■ **INSTRUCTIONS TO FOLLOW**
Extract the lines that hold the string "Weighted".

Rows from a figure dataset
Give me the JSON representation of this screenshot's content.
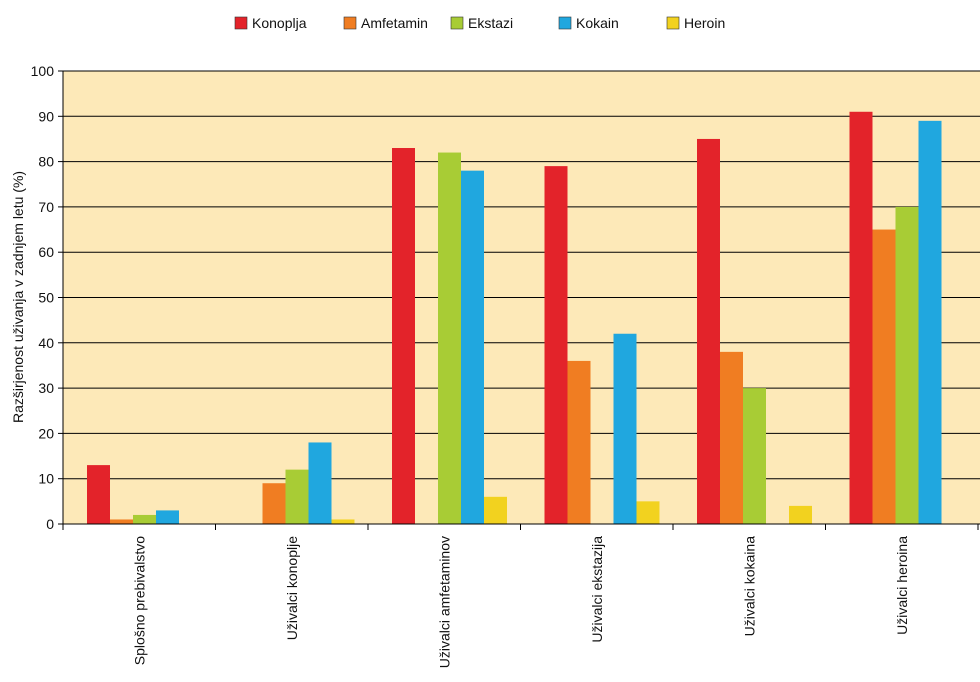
{
  "chart_data": {
    "type": "bar",
    "title": "",
    "xlabel": "",
    "ylabel": "Razširjenost uživanja v zadnjem letu (%)",
    "ylim": [
      0,
      100
    ],
    "yticks": [
      0,
      10,
      20,
      30,
      40,
      50,
      60,
      70,
      80,
      90,
      100
    ],
    "grid": true,
    "legend_position": "top",
    "plot_background": "#fde9b8",
    "categories": [
      "Splošno prebivalstvo",
      "Uživalci konoplje",
      "Uživalci amfetaminov",
      "Uživalci ekstazija",
      "Uživalci kokaina",
      "Uživalci heroina"
    ],
    "series": [
      {
        "name": "Konoplja",
        "color": "#e3232a",
        "values": [
          13,
          null,
          83,
          79,
          85,
          91
        ]
      },
      {
        "name": "Amfetamin",
        "color": "#f07d22",
        "values": [
          1,
          9,
          null,
          36,
          38,
          65
        ]
      },
      {
        "name": "Ekstazi",
        "color": "#a8cc35",
        "values": [
          2,
          12,
          82,
          null,
          30,
          70
        ]
      },
      {
        "name": "Kokain",
        "color": "#20a7df",
        "values": [
          3,
          18,
          78,
          42,
          null,
          89
        ]
      },
      {
        "name": "Heroin",
        "color": "#f2d21f",
        "values": [
          null,
          1,
          6,
          5,
          4,
          null
        ]
      }
    ]
  }
}
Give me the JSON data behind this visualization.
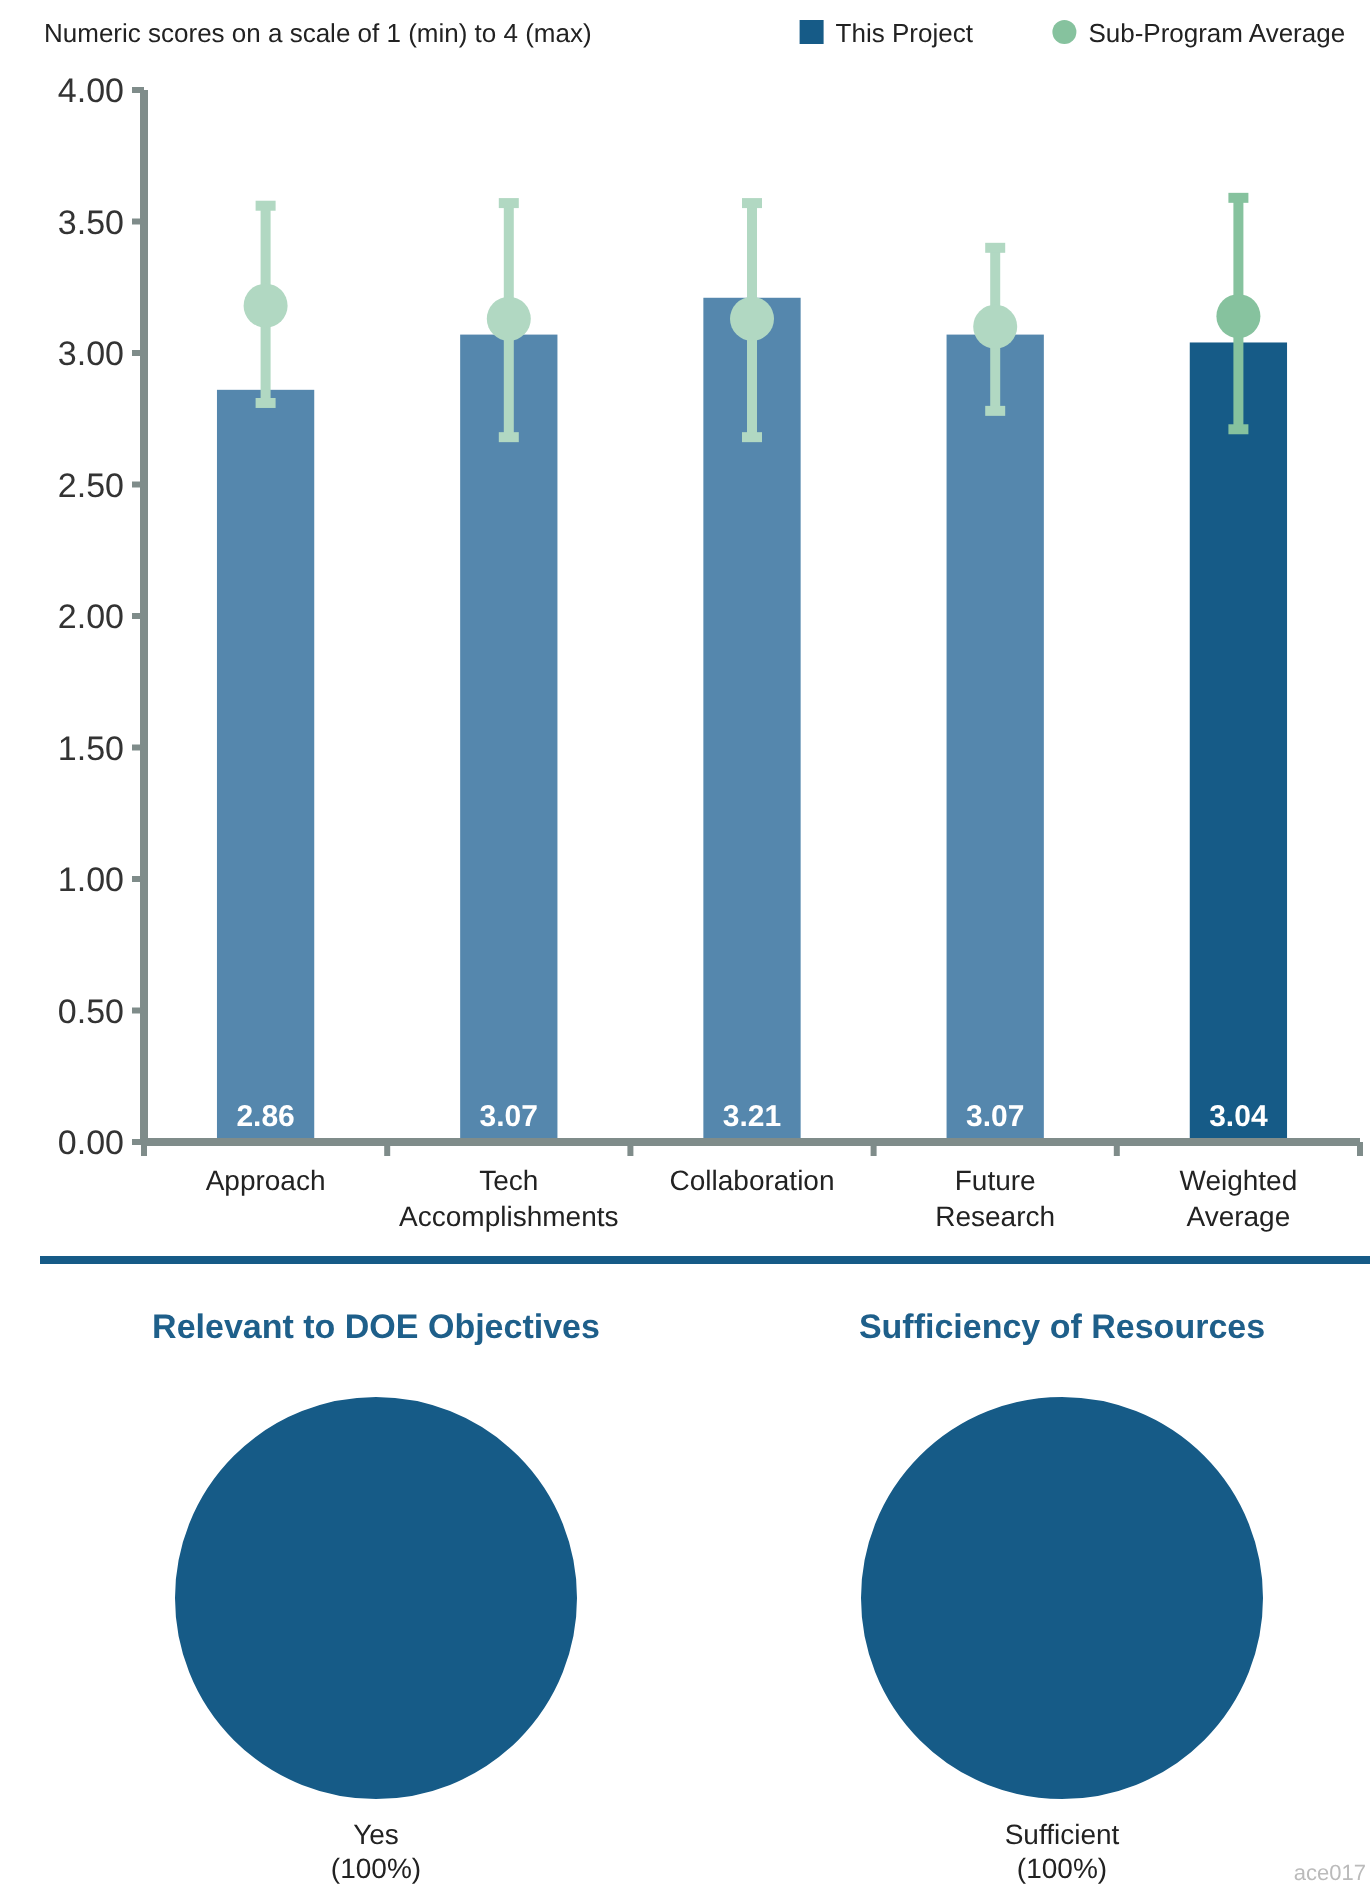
{
  "chart_data": [
    {
      "type": "bar",
      "title": "Numeric scores on a scale of 1 (min) to 4 (max)",
      "categories": [
        "Approach",
        "Tech Accomplishments",
        "Collaboration",
        "Future Research",
        "Weighted Average"
      ],
      "series": [
        {
          "name": "This Project",
          "type": "bar",
          "color": "#165b87",
          "colors": [
            "#5587ad",
            "#5587ad",
            "#5587ad",
            "#5587ad",
            "#165b87"
          ],
          "values": [
            2.86,
            3.07,
            3.21,
            3.07,
            3.04
          ],
          "value_labels": [
            "2.86",
            "3.07",
            "3.21",
            "3.07",
            "3.04"
          ]
        },
        {
          "name": "Sub-Program Average",
          "type": "scatter",
          "color": "#86c29e",
          "colors": [
            "#b1d8c2",
            "#b1d8c2",
            "#b1d8c2",
            "#b1d8c2",
            "#86c29e"
          ],
          "x": [
            "Approach",
            "Tech Accomplishments",
            "Collaboration",
            "Future Research",
            "Weighted Average"
          ],
          "values": [
            3.18,
            3.13,
            3.13,
            3.1,
            3.14
          ],
          "errors": [
            [
              2.81,
              3.56
            ],
            [
              2.68,
              3.57
            ],
            [
              2.68,
              3.57
            ],
            [
              2.78,
              3.4
            ],
            [
              2.71,
              3.59
            ]
          ]
        }
      ],
      "ylim": [
        0,
        4
      ],
      "yticks": [
        {
          "value": 0,
          "label": "0.00"
        },
        {
          "value": 0.5,
          "label": "0.50"
        },
        {
          "value": 1,
          "label": "1.00"
        },
        {
          "value": 1.5,
          "label": "1.50"
        },
        {
          "value": 2,
          "label": "2.00"
        },
        {
          "value": 2.5,
          "label": "2.50"
        },
        {
          "value": 3,
          "label": "3.00"
        },
        {
          "value": 3.5,
          "label": "3.50"
        },
        {
          "value": 4,
          "label": "4.00"
        }
      ],
      "marker": "circle",
      "legend": "top right",
      "grid": false
    },
    {
      "type": "pie",
      "title": "Relevant to DOE Objectives",
      "categories": [
        "Yes"
      ],
      "values": [
        100
      ],
      "colors": [
        "#165b87"
      ],
      "value_labels": [
        "(100%)"
      ]
    },
    {
      "type": "pie",
      "title": "Sufficiency of  Resources",
      "categories": [
        "Sufficient"
      ],
      "values": [
        100
      ],
      "colors": [
        "#165b87"
      ],
      "value_labels": [
        "(100%)"
      ],
      "annotations": [
        "ace017"
      ]
    }
  ]
}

■ **FINISHED TASK**
        "Weighted Average"
            "Weighted Average"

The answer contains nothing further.